**Task instructions:** Report how many lines of these entries hold the string "title"; reply with the number alone.
-- START OF Supplied material --
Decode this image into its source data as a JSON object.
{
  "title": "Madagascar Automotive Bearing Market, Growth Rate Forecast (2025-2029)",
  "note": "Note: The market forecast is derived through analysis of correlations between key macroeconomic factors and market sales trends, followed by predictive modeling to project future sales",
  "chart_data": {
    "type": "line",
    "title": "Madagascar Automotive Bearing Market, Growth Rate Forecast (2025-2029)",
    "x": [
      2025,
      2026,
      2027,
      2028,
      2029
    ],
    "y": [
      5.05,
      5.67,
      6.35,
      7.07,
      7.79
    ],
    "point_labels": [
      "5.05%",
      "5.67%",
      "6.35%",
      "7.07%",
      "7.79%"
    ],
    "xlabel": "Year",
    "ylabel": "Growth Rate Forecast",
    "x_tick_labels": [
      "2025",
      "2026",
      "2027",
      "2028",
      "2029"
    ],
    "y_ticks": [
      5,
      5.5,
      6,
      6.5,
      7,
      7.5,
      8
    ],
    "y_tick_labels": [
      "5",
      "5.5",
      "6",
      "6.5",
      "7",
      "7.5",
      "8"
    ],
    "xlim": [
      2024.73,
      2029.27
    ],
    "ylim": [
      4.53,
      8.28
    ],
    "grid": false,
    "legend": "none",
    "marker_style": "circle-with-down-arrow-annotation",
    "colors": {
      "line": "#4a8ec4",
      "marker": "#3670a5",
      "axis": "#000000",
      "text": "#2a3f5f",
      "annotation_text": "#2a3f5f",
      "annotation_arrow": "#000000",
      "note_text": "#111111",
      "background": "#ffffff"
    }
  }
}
-- END OF Supplied material --
-- START OF Supplied material --
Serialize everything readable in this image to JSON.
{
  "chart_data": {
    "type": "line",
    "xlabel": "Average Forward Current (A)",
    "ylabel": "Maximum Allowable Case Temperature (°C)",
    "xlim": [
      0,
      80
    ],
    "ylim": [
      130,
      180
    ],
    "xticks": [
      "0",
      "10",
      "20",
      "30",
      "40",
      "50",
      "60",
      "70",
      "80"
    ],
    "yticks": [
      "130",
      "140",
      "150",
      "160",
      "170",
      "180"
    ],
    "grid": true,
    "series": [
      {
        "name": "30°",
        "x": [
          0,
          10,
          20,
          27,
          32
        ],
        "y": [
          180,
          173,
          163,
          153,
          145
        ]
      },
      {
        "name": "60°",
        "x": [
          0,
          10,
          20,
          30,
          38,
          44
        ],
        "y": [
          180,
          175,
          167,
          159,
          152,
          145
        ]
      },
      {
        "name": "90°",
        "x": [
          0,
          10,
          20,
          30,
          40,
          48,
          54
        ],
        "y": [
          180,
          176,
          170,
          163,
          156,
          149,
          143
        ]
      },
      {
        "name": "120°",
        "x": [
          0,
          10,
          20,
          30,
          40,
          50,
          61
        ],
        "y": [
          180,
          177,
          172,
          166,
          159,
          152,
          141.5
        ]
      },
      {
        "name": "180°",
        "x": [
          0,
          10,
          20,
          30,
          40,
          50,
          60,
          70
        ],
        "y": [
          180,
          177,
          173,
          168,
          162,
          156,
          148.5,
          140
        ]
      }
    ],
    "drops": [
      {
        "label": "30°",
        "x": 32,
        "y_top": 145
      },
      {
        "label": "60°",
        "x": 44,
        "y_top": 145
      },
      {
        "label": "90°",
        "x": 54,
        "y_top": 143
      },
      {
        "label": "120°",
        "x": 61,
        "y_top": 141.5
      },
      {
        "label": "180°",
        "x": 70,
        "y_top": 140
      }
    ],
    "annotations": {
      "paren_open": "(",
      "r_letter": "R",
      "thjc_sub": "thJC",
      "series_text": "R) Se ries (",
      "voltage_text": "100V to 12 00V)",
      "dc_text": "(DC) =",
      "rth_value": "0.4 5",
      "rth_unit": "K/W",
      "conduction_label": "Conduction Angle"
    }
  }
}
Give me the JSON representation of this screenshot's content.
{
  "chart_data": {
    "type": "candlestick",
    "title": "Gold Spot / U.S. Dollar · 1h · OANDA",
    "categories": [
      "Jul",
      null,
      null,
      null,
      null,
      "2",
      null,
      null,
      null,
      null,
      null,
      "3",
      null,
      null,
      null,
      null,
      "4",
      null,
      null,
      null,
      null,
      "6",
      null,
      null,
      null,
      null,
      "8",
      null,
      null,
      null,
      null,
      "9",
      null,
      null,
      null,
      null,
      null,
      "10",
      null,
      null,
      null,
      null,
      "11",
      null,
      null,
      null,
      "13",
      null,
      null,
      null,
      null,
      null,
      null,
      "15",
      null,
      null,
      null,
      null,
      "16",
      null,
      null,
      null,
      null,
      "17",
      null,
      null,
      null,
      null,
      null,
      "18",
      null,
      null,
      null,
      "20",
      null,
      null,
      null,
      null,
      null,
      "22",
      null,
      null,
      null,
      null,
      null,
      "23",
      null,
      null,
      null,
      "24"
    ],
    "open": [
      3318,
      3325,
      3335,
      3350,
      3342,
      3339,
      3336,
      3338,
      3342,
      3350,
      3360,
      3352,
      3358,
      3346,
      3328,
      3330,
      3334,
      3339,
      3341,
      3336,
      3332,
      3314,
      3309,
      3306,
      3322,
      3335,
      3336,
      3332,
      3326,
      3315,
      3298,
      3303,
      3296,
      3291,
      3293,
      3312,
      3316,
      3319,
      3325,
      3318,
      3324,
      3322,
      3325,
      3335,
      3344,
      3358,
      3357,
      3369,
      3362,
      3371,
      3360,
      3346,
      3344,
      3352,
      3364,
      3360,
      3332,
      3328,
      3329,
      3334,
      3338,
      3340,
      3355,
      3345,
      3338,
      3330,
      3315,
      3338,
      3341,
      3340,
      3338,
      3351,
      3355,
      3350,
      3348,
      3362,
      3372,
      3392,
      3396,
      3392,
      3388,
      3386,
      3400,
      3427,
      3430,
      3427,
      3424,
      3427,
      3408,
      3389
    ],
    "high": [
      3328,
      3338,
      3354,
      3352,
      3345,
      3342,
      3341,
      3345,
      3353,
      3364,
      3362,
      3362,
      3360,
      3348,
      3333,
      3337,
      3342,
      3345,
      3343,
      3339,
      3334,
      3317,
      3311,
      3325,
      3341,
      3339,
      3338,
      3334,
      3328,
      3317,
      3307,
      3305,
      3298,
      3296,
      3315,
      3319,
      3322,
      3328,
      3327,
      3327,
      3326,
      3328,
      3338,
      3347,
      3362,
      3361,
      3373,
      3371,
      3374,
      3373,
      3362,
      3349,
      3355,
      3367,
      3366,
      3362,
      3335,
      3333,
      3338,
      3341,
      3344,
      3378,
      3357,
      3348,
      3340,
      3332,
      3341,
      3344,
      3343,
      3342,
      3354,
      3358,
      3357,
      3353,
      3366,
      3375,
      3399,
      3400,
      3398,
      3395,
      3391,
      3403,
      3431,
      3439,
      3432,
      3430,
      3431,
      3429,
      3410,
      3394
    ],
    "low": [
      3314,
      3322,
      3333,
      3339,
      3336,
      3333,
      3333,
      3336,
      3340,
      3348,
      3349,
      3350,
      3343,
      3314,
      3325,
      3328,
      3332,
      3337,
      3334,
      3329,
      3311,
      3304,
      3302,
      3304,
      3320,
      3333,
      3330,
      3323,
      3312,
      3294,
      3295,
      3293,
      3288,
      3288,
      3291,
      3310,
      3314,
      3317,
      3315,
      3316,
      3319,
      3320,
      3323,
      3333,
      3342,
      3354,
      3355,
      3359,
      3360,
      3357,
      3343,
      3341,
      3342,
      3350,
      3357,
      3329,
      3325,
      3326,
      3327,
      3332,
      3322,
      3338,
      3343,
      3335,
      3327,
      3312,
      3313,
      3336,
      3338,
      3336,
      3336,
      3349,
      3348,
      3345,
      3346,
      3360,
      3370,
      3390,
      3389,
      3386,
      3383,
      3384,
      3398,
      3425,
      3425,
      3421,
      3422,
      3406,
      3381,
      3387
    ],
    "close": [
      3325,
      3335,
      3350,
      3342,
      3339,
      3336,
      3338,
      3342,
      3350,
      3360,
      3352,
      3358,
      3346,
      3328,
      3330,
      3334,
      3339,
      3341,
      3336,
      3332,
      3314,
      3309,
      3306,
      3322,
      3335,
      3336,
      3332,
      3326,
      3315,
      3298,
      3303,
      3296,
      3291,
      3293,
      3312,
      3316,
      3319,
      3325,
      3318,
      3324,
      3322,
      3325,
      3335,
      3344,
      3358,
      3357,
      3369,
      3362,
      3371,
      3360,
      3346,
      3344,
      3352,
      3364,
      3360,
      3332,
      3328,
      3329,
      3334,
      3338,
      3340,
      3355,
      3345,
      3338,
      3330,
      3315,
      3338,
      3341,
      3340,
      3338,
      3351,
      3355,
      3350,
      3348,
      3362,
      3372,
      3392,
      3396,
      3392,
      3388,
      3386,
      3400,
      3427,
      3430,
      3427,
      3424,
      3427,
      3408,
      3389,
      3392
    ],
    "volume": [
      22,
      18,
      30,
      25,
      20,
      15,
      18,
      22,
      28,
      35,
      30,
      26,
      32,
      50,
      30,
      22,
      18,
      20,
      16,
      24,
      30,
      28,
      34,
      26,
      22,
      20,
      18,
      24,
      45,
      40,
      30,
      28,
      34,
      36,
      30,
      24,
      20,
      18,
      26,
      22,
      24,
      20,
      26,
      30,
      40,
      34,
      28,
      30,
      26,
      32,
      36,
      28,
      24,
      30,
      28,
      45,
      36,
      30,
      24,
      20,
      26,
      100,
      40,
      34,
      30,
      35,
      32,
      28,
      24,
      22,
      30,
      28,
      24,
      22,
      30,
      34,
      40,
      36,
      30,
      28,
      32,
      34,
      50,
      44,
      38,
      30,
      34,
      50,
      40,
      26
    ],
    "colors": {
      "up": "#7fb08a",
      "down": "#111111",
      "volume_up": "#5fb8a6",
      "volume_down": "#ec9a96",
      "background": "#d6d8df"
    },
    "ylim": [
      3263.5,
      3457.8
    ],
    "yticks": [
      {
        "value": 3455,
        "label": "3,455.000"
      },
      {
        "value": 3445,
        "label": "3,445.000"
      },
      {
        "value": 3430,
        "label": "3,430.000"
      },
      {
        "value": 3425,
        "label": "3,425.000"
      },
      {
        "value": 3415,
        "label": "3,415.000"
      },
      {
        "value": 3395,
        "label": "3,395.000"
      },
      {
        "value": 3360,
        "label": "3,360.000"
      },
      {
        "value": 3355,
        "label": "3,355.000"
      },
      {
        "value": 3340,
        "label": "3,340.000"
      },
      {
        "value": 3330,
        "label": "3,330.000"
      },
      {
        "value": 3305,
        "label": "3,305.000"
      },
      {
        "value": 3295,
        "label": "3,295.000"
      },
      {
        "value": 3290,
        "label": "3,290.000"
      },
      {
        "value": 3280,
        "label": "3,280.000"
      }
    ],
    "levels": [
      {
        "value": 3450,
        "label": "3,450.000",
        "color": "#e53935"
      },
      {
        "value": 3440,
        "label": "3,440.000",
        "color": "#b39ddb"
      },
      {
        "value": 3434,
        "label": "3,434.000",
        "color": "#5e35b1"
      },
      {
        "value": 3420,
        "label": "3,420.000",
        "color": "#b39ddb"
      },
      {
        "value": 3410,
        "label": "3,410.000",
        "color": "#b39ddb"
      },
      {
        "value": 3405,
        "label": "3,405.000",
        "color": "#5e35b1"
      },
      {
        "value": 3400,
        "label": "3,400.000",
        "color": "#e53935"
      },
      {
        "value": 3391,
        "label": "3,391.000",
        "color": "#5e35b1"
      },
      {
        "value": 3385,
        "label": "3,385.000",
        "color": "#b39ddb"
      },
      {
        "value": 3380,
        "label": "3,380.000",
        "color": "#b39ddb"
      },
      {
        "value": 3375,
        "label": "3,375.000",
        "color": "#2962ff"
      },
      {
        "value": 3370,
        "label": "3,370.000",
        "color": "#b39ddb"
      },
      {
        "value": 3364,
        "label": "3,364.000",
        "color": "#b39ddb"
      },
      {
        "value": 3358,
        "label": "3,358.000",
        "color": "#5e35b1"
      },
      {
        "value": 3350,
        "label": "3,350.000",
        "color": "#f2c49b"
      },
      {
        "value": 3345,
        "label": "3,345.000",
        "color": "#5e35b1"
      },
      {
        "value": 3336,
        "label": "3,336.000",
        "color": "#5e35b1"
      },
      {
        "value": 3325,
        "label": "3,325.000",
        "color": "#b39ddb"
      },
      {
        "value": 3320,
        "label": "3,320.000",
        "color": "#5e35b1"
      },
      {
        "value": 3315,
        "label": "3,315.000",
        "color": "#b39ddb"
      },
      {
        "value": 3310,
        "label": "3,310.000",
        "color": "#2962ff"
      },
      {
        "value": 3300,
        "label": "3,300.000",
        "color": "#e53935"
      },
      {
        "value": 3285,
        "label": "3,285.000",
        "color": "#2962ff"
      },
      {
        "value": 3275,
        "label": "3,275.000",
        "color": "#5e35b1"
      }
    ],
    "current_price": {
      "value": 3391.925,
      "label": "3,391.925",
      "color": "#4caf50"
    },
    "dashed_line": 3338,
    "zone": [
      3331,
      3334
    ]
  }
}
-- END OF Supplied material --
-- START OF Supplied material --
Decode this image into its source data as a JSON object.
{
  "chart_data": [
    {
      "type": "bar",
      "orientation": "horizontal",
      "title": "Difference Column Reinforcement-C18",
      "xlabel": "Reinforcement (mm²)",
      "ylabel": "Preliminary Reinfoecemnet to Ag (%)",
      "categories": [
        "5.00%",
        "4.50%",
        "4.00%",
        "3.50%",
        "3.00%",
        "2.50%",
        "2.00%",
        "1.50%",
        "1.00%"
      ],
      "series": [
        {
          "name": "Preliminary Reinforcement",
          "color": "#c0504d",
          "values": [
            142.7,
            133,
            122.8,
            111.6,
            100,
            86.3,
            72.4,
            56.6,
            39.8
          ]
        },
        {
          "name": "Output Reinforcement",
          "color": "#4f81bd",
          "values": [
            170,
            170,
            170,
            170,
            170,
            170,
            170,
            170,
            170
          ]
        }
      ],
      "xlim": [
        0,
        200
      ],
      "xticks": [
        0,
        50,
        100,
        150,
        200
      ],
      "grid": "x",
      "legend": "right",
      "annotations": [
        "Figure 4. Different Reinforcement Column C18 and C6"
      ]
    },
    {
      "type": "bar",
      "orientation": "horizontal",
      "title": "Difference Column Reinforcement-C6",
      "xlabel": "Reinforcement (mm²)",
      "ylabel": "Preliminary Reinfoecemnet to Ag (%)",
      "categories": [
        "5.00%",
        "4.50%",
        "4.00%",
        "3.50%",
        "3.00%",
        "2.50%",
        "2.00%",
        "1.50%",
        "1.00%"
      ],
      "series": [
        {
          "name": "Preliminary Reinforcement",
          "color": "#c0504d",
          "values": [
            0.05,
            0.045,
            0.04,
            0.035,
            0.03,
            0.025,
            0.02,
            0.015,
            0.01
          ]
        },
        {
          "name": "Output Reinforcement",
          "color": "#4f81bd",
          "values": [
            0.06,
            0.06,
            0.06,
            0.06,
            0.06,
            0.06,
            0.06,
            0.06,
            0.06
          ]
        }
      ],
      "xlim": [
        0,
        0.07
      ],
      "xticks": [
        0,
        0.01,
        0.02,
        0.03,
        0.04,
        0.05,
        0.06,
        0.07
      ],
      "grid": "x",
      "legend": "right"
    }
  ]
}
-- END OF Supplied material --
**Response to the exercise:** 5